- _Required task_
List each line of the data that holds the string "frac".

### Material for this exercise

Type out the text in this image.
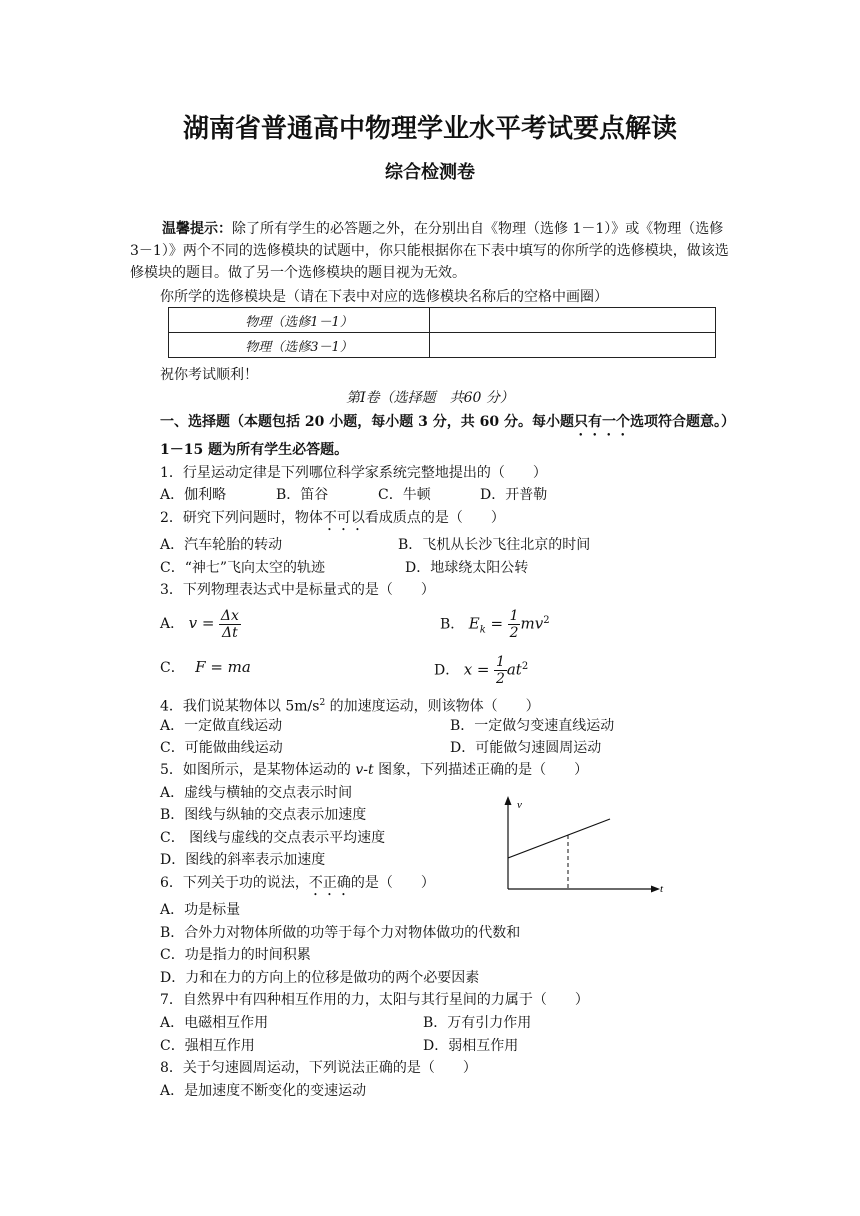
湖南省普通高中物理学业水平考试要点解读
综合检测卷
温馨提示：除了所有学生的必答题之外，在分别出自《物理（选修 1－1）》或《物理（选修 3－1）》两个不同的选修模块的试题中，你只能根据你在下表中填写的你所学的选修模块，做该选修模块的题目。做了另一个选修模块的题目视为无效。
你所学的选修模块是（请在下表中对应的选修模块名称后的空格中画圈）
物理（选修1－1）	
物理（选修3－1）	
祝你考试顺利！
第Ⅰ卷（选择题　共60 分）
一、选择题（本题包括 20 小题，每小题 3 分，共 60 分。每小题只有一个选项符合题意。）
1－15 题为所有学生必答题。
1．行星运动定律是下列哪位科学家系统完整地提出的（　　）
A．伽利略	B．笛谷	C．牛顿	D．开普勒
2．研究下列问题时，物体不可以看成质点的是（　　）
A．汽车轮胎的转动	B．飞机从长沙飞往北京的时间
C．“神七”飞向太空的轨迹	D．地球绕太阳公转
3．下列物理表达式中是标量式的是（　　）
A． $v = \frac{\Delta x}{\Delta t}$	B． $E_k = \frac{1}{2} mv^2$
C． F = ma	D． $x = \frac{1}{2} at^2$
4．我们说某物体以 $5m/s^2$ 的加速度运动，则该物体（　　）
A．一定做直线运动	B．一定做匀变速直线运动
C．可能做曲线运动	D．可能做匀速圆周运动
5．如图所示，是某物体运动的 v-t 图象，下列描述正确的是（　　）
A．虚线与横轴的交点表示时间
B．图线与纵轴的交点表示加速度
C． 图线与虚线的交点表示平均速度
D．图线的斜率表示加速度
v
t
6．下列关于功的说法，不正确的是（　　）
A．功是标量
B．合外力对物体所做的功等于每个力对物体做功的代数和
C．功是指力的时间积累
D．力和在力的方向上的位移是做功的两个必要因素
7．自然界中有四种相互作用的力，太阳与其行星间的力属于（　　）
A．电磁相互作用	B．万有引力作用
C．强相互作用	D．弱相互作用
8．关于匀速圆周运动，下列说法正确的是（　　）
A．是加速度不断变化的变速运动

######

- _Exercise result_
A． $v = \frac{\Delta x}{\Delta t}$	B． $E_k = \frac{1}{2} mv^2$
C． F = ma	D． $x = \frac{1}{2} at^2$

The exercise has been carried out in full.